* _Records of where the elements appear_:
[Begin]

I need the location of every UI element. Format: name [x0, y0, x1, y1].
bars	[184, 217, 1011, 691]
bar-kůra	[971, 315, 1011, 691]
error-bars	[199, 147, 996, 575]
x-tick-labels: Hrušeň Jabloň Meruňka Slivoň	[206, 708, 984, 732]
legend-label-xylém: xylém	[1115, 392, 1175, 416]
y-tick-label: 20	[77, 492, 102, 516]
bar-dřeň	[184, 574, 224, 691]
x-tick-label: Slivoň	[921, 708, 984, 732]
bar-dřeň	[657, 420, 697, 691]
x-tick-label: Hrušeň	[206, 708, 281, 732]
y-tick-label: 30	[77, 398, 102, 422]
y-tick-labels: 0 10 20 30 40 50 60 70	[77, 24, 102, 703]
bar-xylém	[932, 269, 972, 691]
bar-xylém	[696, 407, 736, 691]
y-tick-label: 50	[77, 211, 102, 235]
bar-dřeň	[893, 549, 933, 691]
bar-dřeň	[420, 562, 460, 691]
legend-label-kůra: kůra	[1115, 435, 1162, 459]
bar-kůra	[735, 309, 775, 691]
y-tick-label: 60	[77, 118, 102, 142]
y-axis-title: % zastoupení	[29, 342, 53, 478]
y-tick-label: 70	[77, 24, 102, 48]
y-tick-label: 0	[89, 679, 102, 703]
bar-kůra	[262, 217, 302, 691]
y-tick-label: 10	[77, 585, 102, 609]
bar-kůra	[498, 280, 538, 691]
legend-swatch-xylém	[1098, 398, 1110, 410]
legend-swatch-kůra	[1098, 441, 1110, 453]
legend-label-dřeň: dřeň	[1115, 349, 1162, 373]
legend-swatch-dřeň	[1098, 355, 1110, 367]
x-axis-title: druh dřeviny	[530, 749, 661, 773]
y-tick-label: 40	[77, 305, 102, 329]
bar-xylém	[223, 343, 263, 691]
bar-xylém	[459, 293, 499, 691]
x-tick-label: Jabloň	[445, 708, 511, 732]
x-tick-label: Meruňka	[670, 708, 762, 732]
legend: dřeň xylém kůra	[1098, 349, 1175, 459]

[End]

* _Job_:
Copy every one of the lines above without changing a single character.

* _Result_:
I need the location of every UI element. Format: name [x0, y0, x1, y1].
bars	[184, 217, 1011, 691]
bar-kůra	[971, 315, 1011, 691]
error-bars	[199, 147, 996, 575]
x-tick-labels: Hrušeň Jabloň Meruňka Slivoň	[206, 708, 984, 732]
legend-label-xylém: xylém	[1115, 392, 1175, 416]
y-tick-label: 20	[77, 492, 102, 516]
bar-dřeň	[184, 574, 224, 691]
x-tick-label: Slivoň	[921, 708, 984, 732]
bar-dřeň	[657, 420, 697, 691]
x-tick-label: Hrušeň	[206, 708, 281, 732]
y-tick-label: 30	[77, 398, 102, 422]
y-tick-labels: 0 10 20 30 40 50 60 70	[77, 24, 102, 703]
bar-xylém	[932, 269, 972, 691]
bar-xylém	[696, 407, 736, 691]
y-tick-label: 50	[77, 211, 102, 235]
bar-dřeň	[893, 549, 933, 691]
bar-dřeň	[420, 562, 460, 691]
legend-label-kůra: kůra	[1115, 435, 1162, 459]
bar-kůra	[735, 309, 775, 691]
y-tick-label: 60	[77, 118, 102, 142]
y-axis-title: % zastoupení	[29, 342, 53, 478]
y-tick-label: 70	[77, 24, 102, 48]
y-tick-label: 0	[89, 679, 102, 703]
bar-kůra	[262, 217, 302, 691]
y-tick-label: 10	[77, 585, 102, 609]
bar-kůra	[498, 280, 538, 691]
legend-swatch-xylém	[1098, 398, 1110, 410]
legend-swatch-kůra	[1098, 441, 1110, 453]
legend-label-dřeň: dřeň	[1115, 349, 1162, 373]
legend-swatch-dřeň	[1098, 355, 1110, 367]
x-axis-title: druh dřeviny	[530, 749, 661, 773]
y-tick-label: 40	[77, 305, 102, 329]
bar-xylém	[223, 343, 263, 691]
bar-xylém	[459, 293, 499, 691]
x-tick-label: Jabloň	[445, 708, 511, 732]
x-tick-label: Meruňka	[670, 708, 762, 732]
legend: dřeň xylém kůra	[1098, 349, 1175, 459]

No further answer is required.